(Data shown):
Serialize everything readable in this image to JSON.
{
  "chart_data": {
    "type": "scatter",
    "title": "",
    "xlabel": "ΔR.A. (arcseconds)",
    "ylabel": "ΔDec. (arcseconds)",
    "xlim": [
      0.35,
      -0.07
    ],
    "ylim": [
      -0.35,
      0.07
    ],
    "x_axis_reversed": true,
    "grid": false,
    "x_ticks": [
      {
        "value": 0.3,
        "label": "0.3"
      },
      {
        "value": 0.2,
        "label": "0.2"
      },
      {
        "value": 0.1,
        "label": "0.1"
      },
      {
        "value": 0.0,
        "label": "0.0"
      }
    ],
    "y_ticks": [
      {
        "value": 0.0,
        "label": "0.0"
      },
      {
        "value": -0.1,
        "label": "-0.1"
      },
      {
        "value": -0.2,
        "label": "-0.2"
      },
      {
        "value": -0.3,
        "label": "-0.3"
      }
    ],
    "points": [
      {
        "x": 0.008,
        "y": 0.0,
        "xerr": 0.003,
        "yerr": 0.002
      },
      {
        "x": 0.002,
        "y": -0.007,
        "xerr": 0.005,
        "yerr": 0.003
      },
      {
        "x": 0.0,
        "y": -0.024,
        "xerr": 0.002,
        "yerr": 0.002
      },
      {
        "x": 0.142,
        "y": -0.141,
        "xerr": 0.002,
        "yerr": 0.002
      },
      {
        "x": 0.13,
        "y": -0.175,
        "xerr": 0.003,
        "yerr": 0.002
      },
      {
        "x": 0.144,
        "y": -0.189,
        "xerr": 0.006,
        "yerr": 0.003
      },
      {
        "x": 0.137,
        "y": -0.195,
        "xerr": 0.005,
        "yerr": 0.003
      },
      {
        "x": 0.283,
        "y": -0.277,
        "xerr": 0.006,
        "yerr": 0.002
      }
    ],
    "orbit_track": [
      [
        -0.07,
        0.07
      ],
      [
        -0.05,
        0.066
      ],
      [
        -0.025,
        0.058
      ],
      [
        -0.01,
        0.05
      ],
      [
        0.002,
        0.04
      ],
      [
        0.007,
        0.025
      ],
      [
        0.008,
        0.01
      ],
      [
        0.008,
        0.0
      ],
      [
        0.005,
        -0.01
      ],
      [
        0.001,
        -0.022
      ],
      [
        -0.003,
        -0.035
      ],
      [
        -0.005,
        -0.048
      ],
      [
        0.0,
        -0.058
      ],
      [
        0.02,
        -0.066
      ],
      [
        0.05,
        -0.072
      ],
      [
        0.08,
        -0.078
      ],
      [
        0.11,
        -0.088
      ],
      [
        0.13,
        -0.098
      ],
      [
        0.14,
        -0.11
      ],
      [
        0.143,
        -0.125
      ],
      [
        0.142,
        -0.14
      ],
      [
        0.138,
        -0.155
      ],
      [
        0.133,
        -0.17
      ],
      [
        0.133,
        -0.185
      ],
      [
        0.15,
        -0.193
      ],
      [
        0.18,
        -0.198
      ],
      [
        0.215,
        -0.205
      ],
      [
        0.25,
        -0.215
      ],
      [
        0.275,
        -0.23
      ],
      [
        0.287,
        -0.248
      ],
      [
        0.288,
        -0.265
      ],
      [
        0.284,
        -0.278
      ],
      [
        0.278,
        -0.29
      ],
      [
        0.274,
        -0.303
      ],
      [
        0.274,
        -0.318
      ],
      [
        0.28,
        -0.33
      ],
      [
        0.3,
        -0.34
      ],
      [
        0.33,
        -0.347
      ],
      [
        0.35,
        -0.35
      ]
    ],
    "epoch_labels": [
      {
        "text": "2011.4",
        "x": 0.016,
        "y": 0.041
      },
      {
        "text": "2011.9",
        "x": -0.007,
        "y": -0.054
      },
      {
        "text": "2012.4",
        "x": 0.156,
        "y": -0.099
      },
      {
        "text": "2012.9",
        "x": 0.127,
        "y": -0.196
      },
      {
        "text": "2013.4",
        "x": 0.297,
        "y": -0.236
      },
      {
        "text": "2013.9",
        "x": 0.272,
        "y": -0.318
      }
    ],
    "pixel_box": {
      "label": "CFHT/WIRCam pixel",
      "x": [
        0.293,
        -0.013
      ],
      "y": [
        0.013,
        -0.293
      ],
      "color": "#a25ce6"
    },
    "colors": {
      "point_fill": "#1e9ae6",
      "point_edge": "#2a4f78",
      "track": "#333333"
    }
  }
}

(Your goal):
Show the lines from the data above that contain the string "value".

(Exercise response):
        "value": 0.3,
        "value": 0.2,
        "value": 0.1,
        "value": 0.0,
        "value": 0.0,
        "value": -0.1,
        "value": -0.2,
        "value": -0.3,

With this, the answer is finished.